#### THE REQUEST:
Search the material below for the string "title" and list each line that holds it.
— begin MATERIAL SUPPLIED —
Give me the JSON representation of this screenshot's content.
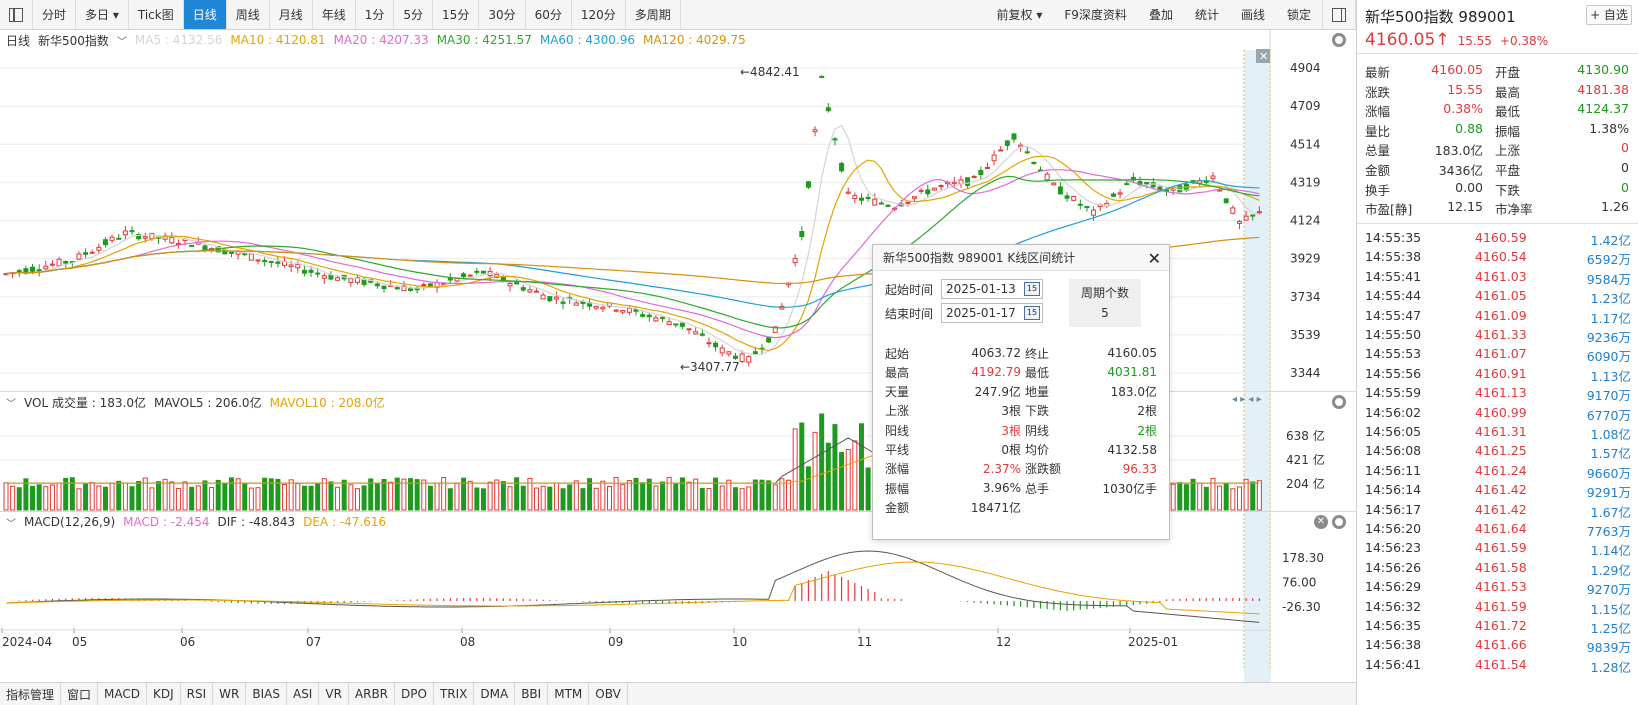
{
  "toolbar": {
    "left_buttons": [
      "分时",
      "多日",
      "Tick图",
      "日线",
      "周线",
      "月线",
      "年线",
      "1分",
      "5分",
      "15分",
      "30分",
      "60分",
      "120分",
      "多周期"
    ],
    "active": "日线",
    "right_buttons": [
      "前复权",
      "F9深度资料",
      "叠加",
      "统计",
      "画线",
      "锁定"
    ]
  },
  "kline_legend": {
    "period": "日线",
    "name": "新华500指数",
    "ma5": "MA5 : 4132.56",
    "ma10": "MA10 : 4120.81",
    "ma20": "MA20 : 4207.33",
    "ma30": "MA30 : 4251.57",
    "ma60": "MA60 : 4300.96",
    "ma120": "MA120 : 4029.75"
  },
  "vol_legend": {
    "label": "VOL 成交量 : 183.0亿",
    "mavol5": "MAVOL5 : 206.0亿",
    "mavol10": "MAVOL10 : 208.0亿"
  },
  "macd_legend": {
    "label": "MACD(12,26,9)",
    "macd": "MACD : -2.454",
    "dif": "DIF : -48.843",
    "dea": "DEA : -47.616"
  },
  "price_axis": [
    "4904",
    "4709",
    "4514",
    "4319",
    "4124",
    "3929",
    "3734",
    "3539",
    "3344"
  ],
  "vol_axis": [
    "638 亿",
    "421 亿",
    "204 亿"
  ],
  "macd_axis": [
    "178.30",
    "76.00",
    "-26.30"
  ],
  "annotations": {
    "high": "←4842.41",
    "low": "←3407.77"
  },
  "x_labels": [
    "2024-04",
    "05",
    "06",
    "07",
    "08",
    "09",
    "10",
    "11",
    "12",
    "2025-01"
  ],
  "indicator_tabs": [
    "指标管理",
    "窗口",
    "MACD",
    "KDJ",
    "RSI",
    "WR",
    "BIAS",
    "ASI",
    "VR",
    "ARBR",
    "DPO",
    "TRIX",
    "DMA",
    "BBI",
    "MTM",
    "OBV"
  ],
  "colors": {
    "up": "#e03a3a",
    "down": "#1e9a1e",
    "ma5": "#d4d4d4",
    "ma10": "#e6a400",
    "ma20": "#e06ad6",
    "ma30": "#2fa82f",
    "ma60": "#1fa0d6",
    "ma120": "#d9900f",
    "dif": "#555555",
    "dea": "#e6a400",
    "macdlab": "#e06ad6"
  },
  "popup": {
    "title": "新华500指数 989001 K线区间统计",
    "start_label": "起始时间",
    "start_date": "2025-01-13",
    "end_label": "结束时间",
    "end_date": "2025-01-17",
    "count_label": "周期个数",
    "count_value": "5",
    "stats": [
      {
        "k": "起始",
        "v": "4063.72",
        "k2": "终止",
        "v2": "4160.05",
        "c": "",
        "c2": ""
      },
      {
        "k": "最高",
        "v": "4192.79",
        "k2": "最低",
        "v2": "4031.81",
        "c": "up",
        "c2": "down"
      },
      {
        "k": "天量",
        "v": "247.9亿",
        "k2": "地量",
        "v2": "183.0亿",
        "c": "",
        "c2": ""
      },
      {
        "k": "上涨",
        "v": "3根",
        "k2": "下跌",
        "v2": "2根",
        "c": "",
        "c2": ""
      },
      {
        "k": "阳线",
        "v": "3根",
        "k2": "阴线",
        "v2": "2根",
        "c": "up",
        "c2": "down"
      },
      {
        "k": "平线",
        "v": "0根",
        "k2": "均价",
        "v2": "4132.58",
        "c": "",
        "c2": ""
      },
      {
        "k": "涨幅",
        "v": "2.37%",
        "k2": "涨跌额",
        "v2": "96.33",
        "c": "up",
        "c2": "up"
      },
      {
        "k": "振幅",
        "v": "3.96%",
        "k2": "总手",
        "v2": "1030亿手",
        "c": "",
        "c2": ""
      },
      {
        "k": "金额",
        "v": "18471亿",
        "k2": "",
        "v2": "",
        "c": "",
        "c2": ""
      }
    ]
  },
  "quote": {
    "title": "新华500指数  989001",
    "add_label": "+ 自选",
    "price": "4160.05",
    "arrow": "↑",
    "change": "15.55",
    "pct": "+0.38%",
    "rows": [
      {
        "k": "最新",
        "v": "4160.05",
        "c": "up",
        "k2": "开盘",
        "v2": "4130.90",
        "c2": "down"
      },
      {
        "k": "涨跌",
        "v": "15.55",
        "c": "up",
        "k2": "最高",
        "v2": "4181.38",
        "c2": "up"
      },
      {
        "k": "涨幅",
        "v": "0.38%",
        "c": "up",
        "k2": "最低",
        "v2": "4124.37",
        "c2": "down"
      },
      {
        "k": "量比",
        "v": "0.88",
        "c": "down",
        "k2": "振幅",
        "v2": "1.38%",
        "c2": ""
      },
      {
        "k": "总量",
        "v": "183.0亿",
        "c": "",
        "k2": "上涨",
        "v2": "0",
        "c2": "up"
      },
      {
        "k": "金额",
        "v": "3436亿",
        "c": "",
        "k2": "平盘",
        "v2": "0",
        "c2": ""
      },
      {
        "k": "换手",
        "v": "0.00",
        "c": "",
        "k2": "下跌",
        "v2": "0",
        "c2": "down"
      },
      {
        "k": "市盈[静]",
        "v": "12.15",
        "c": "",
        "k2": "市净率",
        "v2": "1.26",
        "c2": ""
      }
    ]
  },
  "ticks": [
    {
      "t": "14:55:35",
      "p": "4160.59",
      "v": "1.42亿"
    },
    {
      "t": "14:55:38",
      "p": "4160.54",
      "v": "6592万"
    },
    {
      "t": "14:55:41",
      "p": "4161.03",
      "v": "9584万"
    },
    {
      "t": "14:55:44",
      "p": "4161.05",
      "v": "1.23亿"
    },
    {
      "t": "14:55:47",
      "p": "4161.09",
      "v": "1.17亿"
    },
    {
      "t": "14:55:50",
      "p": "4161.33",
      "v": "9236万"
    },
    {
      "t": "14:55:53",
      "p": "4161.07",
      "v": "6090万"
    },
    {
      "t": "14:55:56",
      "p": "4160.91",
      "v": "1.13亿"
    },
    {
      "t": "14:55:59",
      "p": "4161.13",
      "v": "9170万"
    },
    {
      "t": "14:56:02",
      "p": "4160.99",
      "v": "6770万"
    },
    {
      "t": "14:56:05",
      "p": "4161.31",
      "v": "1.08亿"
    },
    {
      "t": "14:56:08",
      "p": "4161.25",
      "v": "1.57亿"
    },
    {
      "t": "14:56:11",
      "p": "4161.24",
      "v": "9660万"
    },
    {
      "t": "14:56:14",
      "p": "4161.42",
      "v": "9291万"
    },
    {
      "t": "14:56:17",
      "p": "4161.42",
      "v": "1.67亿"
    },
    {
      "t": "14:56:20",
      "p": "4161.64",
      "v": "7763万"
    },
    {
      "t": "14:56:23",
      "p": "4161.59",
      "v": "1.14亿"
    },
    {
      "t": "14:56:26",
      "p": "4161.58",
      "v": "1.29亿"
    },
    {
      "t": "14:56:29",
      "p": "4161.53",
      "v": "9270万"
    },
    {
      "t": "14:56:32",
      "p": "4161.59",
      "v": "1.15亿"
    },
    {
      "t": "14:56:35",
      "p": "4161.72",
      "v": "1.25亿"
    },
    {
      "t": "14:56:38",
      "p": "4161.66",
      "v": "9839万"
    },
    {
      "t": "14:56:41",
      "p": "4161.54",
      "v": "1.28亿"
    }
  ]
}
— end MATERIAL SUPPLIED —
#### RESULT:
    "title": "新华500指数 989001 K线区间统计",
    "title": "新华500指数  989001",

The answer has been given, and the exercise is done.